Records shown:

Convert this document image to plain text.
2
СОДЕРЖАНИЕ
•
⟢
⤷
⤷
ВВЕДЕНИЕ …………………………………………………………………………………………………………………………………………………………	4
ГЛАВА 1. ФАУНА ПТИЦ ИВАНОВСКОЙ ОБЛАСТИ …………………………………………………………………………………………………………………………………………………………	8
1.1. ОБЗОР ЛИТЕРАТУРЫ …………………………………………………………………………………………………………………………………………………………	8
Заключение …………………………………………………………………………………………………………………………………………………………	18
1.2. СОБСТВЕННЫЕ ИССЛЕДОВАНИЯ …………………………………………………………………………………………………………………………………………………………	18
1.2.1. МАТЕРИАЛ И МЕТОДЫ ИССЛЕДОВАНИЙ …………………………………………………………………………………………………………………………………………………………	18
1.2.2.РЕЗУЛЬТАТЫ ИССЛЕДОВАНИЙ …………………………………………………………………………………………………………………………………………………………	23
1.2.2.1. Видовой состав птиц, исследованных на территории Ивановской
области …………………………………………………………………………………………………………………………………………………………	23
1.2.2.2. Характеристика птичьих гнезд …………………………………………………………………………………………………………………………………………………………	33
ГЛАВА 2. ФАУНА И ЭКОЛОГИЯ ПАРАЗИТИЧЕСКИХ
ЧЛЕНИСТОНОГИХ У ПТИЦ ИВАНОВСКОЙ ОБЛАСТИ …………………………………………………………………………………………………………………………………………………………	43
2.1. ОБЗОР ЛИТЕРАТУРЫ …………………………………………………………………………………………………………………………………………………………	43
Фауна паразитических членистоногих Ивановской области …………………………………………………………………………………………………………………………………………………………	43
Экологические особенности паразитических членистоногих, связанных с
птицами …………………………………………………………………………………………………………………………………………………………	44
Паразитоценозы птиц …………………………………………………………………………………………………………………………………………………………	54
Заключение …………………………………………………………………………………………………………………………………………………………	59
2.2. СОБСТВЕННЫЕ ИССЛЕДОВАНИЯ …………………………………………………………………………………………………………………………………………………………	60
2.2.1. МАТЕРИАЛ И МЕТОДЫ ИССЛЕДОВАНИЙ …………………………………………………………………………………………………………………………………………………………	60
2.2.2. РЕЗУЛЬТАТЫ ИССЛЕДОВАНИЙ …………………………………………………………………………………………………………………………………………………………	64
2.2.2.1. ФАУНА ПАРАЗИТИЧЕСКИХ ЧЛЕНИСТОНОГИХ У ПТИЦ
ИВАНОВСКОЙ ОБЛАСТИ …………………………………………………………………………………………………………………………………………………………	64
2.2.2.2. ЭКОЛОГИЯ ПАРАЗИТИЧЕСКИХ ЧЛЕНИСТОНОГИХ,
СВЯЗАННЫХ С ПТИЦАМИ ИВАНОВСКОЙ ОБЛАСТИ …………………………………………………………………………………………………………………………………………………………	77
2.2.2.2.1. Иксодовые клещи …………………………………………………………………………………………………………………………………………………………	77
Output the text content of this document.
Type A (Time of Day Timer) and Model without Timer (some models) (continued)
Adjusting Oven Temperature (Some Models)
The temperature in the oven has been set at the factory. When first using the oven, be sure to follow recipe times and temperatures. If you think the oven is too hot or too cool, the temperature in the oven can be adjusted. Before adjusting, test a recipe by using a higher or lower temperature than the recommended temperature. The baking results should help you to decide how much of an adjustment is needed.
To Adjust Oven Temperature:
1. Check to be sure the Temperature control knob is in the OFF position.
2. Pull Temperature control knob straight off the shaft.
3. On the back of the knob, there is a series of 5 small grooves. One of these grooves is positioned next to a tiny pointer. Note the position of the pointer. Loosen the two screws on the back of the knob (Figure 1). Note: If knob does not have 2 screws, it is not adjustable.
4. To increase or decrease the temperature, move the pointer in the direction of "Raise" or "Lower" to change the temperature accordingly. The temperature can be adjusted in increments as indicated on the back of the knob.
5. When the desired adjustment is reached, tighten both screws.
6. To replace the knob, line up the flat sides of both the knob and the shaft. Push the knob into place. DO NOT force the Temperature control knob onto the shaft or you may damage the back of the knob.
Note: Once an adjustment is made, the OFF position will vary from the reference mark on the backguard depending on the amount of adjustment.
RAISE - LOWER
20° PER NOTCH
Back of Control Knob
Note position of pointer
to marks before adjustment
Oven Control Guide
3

Task to complete:
Can you give every line above again, exactly as written?

Result for this task:
Convert this document image to plain text.
2
СОДЕРЖАНИЕ
•
⟢
⤷
⤷
ВВЕДЕНИЕ …………………………………………………………………………………………………………………………………………………………	4
ГЛАВА 1. ФАУНА ПТИЦ ИВАНОВСКОЙ ОБЛАСТИ …………………………………………………………………………………………………………………………………………………………	8
1.1. ОБЗОР ЛИТЕРАТУРЫ …………………………………………………………………………………………………………………………………………………………	8
Заключение …………………………………………………………………………………………………………………………………………………………	18
1.2. СОБСТВЕННЫЕ ИССЛЕДОВАНИЯ …………………………………………………………………………………………………………………………………………………………	18
1.2.1. МАТЕРИАЛ И МЕТОДЫ ИССЛЕДОВАНИЙ …………………………………………………………………………………………………………………………………………………………	18
1.2.2.РЕЗУЛЬТАТЫ ИССЛЕДОВАНИЙ …………………………………………………………………………………………………………………………………………………………	23
1.2.2.1. Видовой состав птиц, исследованных на территории Ивановской
области …………………………………………………………………………………………………………………………………………………………	23
1.2.2.2. Характеристика птичьих гнезд …………………………………………………………………………………………………………………………………………………………	33
ГЛАВА 2. ФАУНА И ЭКОЛОГИЯ ПАРАЗИТИЧЕСКИХ
ЧЛЕНИСТОНОГИХ У ПТИЦ ИВАНОВСКОЙ ОБЛАСТИ …………………………………………………………………………………………………………………………………………………………	43
2.1. ОБЗОР ЛИТЕРАТУРЫ …………………………………………………………………………………………………………………………………………………………	43
Фауна паразитических членистоногих Ивановской области …………………………………………………………………………………………………………………………………………………………	43
Экологические особенности паразитических членистоногих, связанных с
птицами …………………………………………………………………………………………………………………………………………………………	44
Паразитоценозы птиц …………………………………………………………………………………………………………………………………………………………	54
Заключение …………………………………………………………………………………………………………………………………………………………	59
2.2. СОБСТВЕННЫЕ ИССЛЕДОВАНИЯ …………………………………………………………………………………………………………………………………………………………	60
2.2.1. МАТЕРИАЛ И МЕТОДЫ ИССЛЕДОВАНИЙ …………………………………………………………………………………………………………………………………………………………	60
2.2.2. РЕЗУЛЬТАТЫ ИССЛЕДОВАНИЙ …………………………………………………………………………………………………………………………………………………………	64
2.2.2.1. ФАУНА ПАРАЗИТИЧЕСКИХ ЧЛЕНИСТОНОГИХ У ПТИЦ
ИВАНОВСКОЙ ОБЛАСТИ …………………………………………………………………………………………………………………………………………………………	64
2.2.2.2. ЭКОЛОГИЯ ПАРАЗИТИЧЕСКИХ ЧЛЕНИСТОНОГИХ,
СВЯЗАННЫХ С ПТИЦАМИ ИВАНОВСКОЙ ОБЛАСТИ …………………………………………………………………………………………………………………………………………………………	77
2.2.2.2.1. Иксодовые клещи …………………………………………………………………………………………………………………………………………………………	77
Output the text content of this document.
Type A (Time of Day Timer) and Model without Timer (some models) (continued)
Adjusting Oven Temperature (Some Models)
The temperature in the oven has been set at the factory. When first using the oven, be sure to follow recipe times and temperatures. If you think the oven is too hot or too cool, the temperature in the oven can be adjusted. Before adjusting, test a recipe by using a higher or lower temperature than the recommended temperature. The baking results should help you to decide how much of an adjustment is needed.
To Adjust Oven Temperature:
1. Check to be sure the Temperature control knob is in the OFF position.
2. Pull Temperature control knob straight off the shaft.
3. On the back of the knob, there is a series of 5 small grooves. One of these grooves is positioned next to a tiny pointer. Note the position of the pointer. Loosen the two screws on the back of the knob (Figure 1). Note: If knob does not have 2 screws, it is not adjustable.
4. To increase or decrease the temperature, move the pointer in the direction of "Raise" or "Lower" to change the temperature accordingly. The temperature can be adjusted in increments as indicated on the back of the knob.
5. When the desired adjustment is reached, tighten both screws.
6. To replace the knob, line up the flat sides of both the knob and the shaft. Push the knob into place. DO NOT force the Temperature control knob onto the shaft or you may damage the back of the knob.
Note: Once an adjustment is made, the OFF position will vary from the reference mark on the backguard depending on the amount of adjustment.
RAISE - LOWER
20° PER NOTCH
Back of Control Knob
Note position of pointer
to marks before adjustment
Oven Control Guide
3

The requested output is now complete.